**SOURCE TEXT:**
######
In the Astrocade's memory map, 8KB ($2000–$3FFF) is allotted to interchangeable cartridges (otherwise known as cassettes or Videocades).

Cartridge Memory Diagram

System Sentinel

The system sentinel byte may be one of two values indicating the cartridge type: standard or autostart.

Standard

The bulk of commercial Bally Arcade programs use the standard cartridge format, which transfers control to the program after game selection from the standard system menu. The system does considerably more initialization before control transfer:

  1. System RAM is cleared to 0
  2. The ACTINT interrupt routine is enabled
  3. The MENU colors are set in the left color map
  4. Vertical blank is set at line 96, horizontal boundary at 41, and interrupt mode at 8
  5. The screen displays the menu frame
  6. The shifter is cleared

A standard cartridge is indicated by a sentinel byte of $55 (or ASCII “U” for “User Mode”) at location $2000. Following this byte is the first node of the cartridge's menu data structure. This data structure gives the name and starting address of each program in the cartridge.
######
**SUPPLIED ENTRIES:**
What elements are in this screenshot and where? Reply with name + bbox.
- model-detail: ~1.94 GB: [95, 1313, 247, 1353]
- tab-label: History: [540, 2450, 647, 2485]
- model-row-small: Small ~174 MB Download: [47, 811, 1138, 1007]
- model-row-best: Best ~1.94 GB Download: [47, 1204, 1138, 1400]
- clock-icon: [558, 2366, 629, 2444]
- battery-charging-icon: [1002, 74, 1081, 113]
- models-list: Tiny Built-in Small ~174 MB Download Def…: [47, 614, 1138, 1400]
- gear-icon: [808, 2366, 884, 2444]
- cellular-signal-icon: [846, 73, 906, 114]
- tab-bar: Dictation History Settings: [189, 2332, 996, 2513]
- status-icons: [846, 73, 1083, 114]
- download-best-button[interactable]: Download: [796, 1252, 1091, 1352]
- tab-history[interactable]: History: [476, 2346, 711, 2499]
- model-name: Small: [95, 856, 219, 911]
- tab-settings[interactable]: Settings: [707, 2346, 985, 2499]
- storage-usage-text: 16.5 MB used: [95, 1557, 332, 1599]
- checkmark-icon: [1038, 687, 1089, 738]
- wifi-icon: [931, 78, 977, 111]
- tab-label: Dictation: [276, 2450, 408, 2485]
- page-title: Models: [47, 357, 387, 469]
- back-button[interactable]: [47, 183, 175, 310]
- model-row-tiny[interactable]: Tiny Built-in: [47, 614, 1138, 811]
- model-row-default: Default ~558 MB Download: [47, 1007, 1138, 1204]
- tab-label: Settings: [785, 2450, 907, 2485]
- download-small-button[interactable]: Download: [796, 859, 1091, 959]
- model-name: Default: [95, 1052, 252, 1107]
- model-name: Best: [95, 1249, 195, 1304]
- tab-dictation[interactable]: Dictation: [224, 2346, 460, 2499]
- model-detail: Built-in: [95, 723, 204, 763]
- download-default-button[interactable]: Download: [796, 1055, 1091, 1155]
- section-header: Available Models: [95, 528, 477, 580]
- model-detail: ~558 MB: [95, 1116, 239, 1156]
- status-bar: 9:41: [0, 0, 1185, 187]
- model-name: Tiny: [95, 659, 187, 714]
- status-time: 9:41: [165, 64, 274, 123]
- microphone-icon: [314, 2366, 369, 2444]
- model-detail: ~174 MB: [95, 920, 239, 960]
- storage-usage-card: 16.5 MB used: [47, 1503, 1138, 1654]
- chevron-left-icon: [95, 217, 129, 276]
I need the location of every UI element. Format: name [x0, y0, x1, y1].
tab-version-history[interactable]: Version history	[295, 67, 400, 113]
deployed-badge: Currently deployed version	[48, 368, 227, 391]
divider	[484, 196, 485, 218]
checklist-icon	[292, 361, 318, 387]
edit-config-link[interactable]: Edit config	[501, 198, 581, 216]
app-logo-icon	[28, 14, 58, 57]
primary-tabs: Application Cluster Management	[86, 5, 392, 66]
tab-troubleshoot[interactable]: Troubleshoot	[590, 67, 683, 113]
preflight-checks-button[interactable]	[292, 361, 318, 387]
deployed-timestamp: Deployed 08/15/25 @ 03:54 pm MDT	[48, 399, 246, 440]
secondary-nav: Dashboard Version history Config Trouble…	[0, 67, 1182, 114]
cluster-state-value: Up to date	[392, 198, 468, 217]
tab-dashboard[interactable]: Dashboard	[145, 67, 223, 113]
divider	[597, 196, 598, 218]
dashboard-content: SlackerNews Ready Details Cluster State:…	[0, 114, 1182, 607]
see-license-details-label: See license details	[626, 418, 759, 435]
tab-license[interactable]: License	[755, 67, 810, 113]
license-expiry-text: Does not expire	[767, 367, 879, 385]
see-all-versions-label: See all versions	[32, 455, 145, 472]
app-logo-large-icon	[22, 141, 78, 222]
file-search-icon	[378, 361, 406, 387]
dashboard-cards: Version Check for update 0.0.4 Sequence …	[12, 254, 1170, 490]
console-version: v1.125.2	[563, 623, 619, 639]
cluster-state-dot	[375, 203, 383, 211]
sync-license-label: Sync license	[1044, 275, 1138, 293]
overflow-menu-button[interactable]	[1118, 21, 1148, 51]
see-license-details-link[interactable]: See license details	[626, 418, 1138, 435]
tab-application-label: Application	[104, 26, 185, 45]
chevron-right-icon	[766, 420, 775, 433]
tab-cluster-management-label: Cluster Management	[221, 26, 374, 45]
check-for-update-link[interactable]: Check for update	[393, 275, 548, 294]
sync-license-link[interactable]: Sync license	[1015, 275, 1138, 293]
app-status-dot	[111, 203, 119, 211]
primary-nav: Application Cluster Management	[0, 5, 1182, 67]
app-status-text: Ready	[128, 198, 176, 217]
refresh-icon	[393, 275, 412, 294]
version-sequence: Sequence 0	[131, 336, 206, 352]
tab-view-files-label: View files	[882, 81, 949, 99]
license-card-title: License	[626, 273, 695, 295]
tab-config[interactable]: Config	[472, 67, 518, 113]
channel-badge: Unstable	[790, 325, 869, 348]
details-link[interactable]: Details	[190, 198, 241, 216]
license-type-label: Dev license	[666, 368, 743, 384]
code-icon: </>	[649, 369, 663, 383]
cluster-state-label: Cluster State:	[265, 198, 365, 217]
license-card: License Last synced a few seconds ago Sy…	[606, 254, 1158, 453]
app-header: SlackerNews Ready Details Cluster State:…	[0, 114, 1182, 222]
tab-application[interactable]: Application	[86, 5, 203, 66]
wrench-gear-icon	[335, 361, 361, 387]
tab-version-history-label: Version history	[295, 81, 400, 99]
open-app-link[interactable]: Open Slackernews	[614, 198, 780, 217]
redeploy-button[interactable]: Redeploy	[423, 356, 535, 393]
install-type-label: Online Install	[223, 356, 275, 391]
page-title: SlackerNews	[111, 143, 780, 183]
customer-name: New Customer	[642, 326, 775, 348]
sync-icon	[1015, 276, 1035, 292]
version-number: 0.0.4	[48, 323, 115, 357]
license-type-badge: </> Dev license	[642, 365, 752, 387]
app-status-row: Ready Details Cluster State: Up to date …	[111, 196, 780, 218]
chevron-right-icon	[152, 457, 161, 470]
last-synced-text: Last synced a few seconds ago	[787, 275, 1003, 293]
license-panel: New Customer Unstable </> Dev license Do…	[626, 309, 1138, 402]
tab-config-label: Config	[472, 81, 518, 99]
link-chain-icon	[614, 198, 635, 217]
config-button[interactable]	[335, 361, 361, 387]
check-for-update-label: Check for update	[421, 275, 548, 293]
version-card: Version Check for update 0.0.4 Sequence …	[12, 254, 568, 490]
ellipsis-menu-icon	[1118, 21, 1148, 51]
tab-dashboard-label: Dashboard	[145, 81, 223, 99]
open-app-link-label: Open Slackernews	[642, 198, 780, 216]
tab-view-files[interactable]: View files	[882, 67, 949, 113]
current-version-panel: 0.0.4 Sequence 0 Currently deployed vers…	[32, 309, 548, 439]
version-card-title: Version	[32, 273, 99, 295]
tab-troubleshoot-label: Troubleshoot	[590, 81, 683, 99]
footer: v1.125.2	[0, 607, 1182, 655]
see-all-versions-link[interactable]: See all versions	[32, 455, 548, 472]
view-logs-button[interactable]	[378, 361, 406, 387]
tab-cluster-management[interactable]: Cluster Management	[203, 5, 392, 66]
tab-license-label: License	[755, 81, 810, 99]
######
**WHAT TO DO:**
**A.** According to the Astrocade cartridge text, what sentinel byte value marks a standard cartridge?
**B.** Quote the entries from their first line up to and including the line with "- status-bar: 9:41: [0, 0, 1185, 187]".

**EXERCISE ANSWERS:**
**A.** $55 (ASCII "U" for "User Mode"), at location $2000.

**B.**
What elements are in this screenshot and where? Reply with name + bbox.
- model-detail: ~1.94 GB: [95, 1313, 247, 1353]
- tab-label: History: [540, 2450, 647, 2485]
- model-row-small: Small ~174 MB Download: [47, 811, 1138, 1007]
- model-row-best: Best ~1.94 GB Download: [47, 1204, 1138, 1400]
- clock-icon: [558, 2366, 629, 2444]
- battery-charging-icon: [1002, 74, 1081, 113]
- models-list: Tiny Built-in Small ~174 MB Download Def…: [47, 614, 1138, 1400]
- gear-icon: [808, 2366, 884, 2444]
- cellular-signal-icon: [846, 73, 906, 114]
- tab-bar: Dictation History Settings: [189, 2332, 996, 2513]
- status-icons: [846, 73, 1083, 114]
- download-best-button[interactable]: Download: [796, 1252, 1091, 1352]
- tab-history[interactable]: History: [476, 2346, 711, 2499]
- model-name: Small: [95, 856, 219, 911]
- tab-settings[interactable]: Settings: [707, 2346, 985, 2499]
- storage-usage-text: 16.5 MB used: [95, 1557, 332, 1599]
- checkmark-icon: [1038, 687, 1089, 738]
- wifi-icon: [931, 78, 977, 111]
- tab-label: Dictation: [276, 2450, 408, 2485]
- page-title: Models: [47, 357, 387, 469]
- back-button[interactable]: [47, 183, 175, 310]
- model-row-tiny[interactable]: Tiny Built-in: [47, 614, 1138, 811]
- model-row-default: Default ~558 MB Download: [47, 1007, 1138, 1204]
- tab-label: Settings: [785, 2450, 907, 2485]
- download-small-button[interactable]: Download: [796, 859, 1091, 959]
- model-name: Default: [95, 1052, 252, 1107]
- model-name: Best: [95, 1249, 195, 1304]
- tab-dictation[interactable]: Dictation: [224, 2346, 460, 2499]
- model-detail: Built-in: [95, 723, 204, 763]
- download-default-button[interactable]: Download: [796, 1055, 1091, 1155]
- section-header: Available Models: [95, 528, 477, 580]
- model-detail: ~558 MB: [95, 1116, 239, 1156]
- status-bar: 9:41: [0, 0, 1185, 187]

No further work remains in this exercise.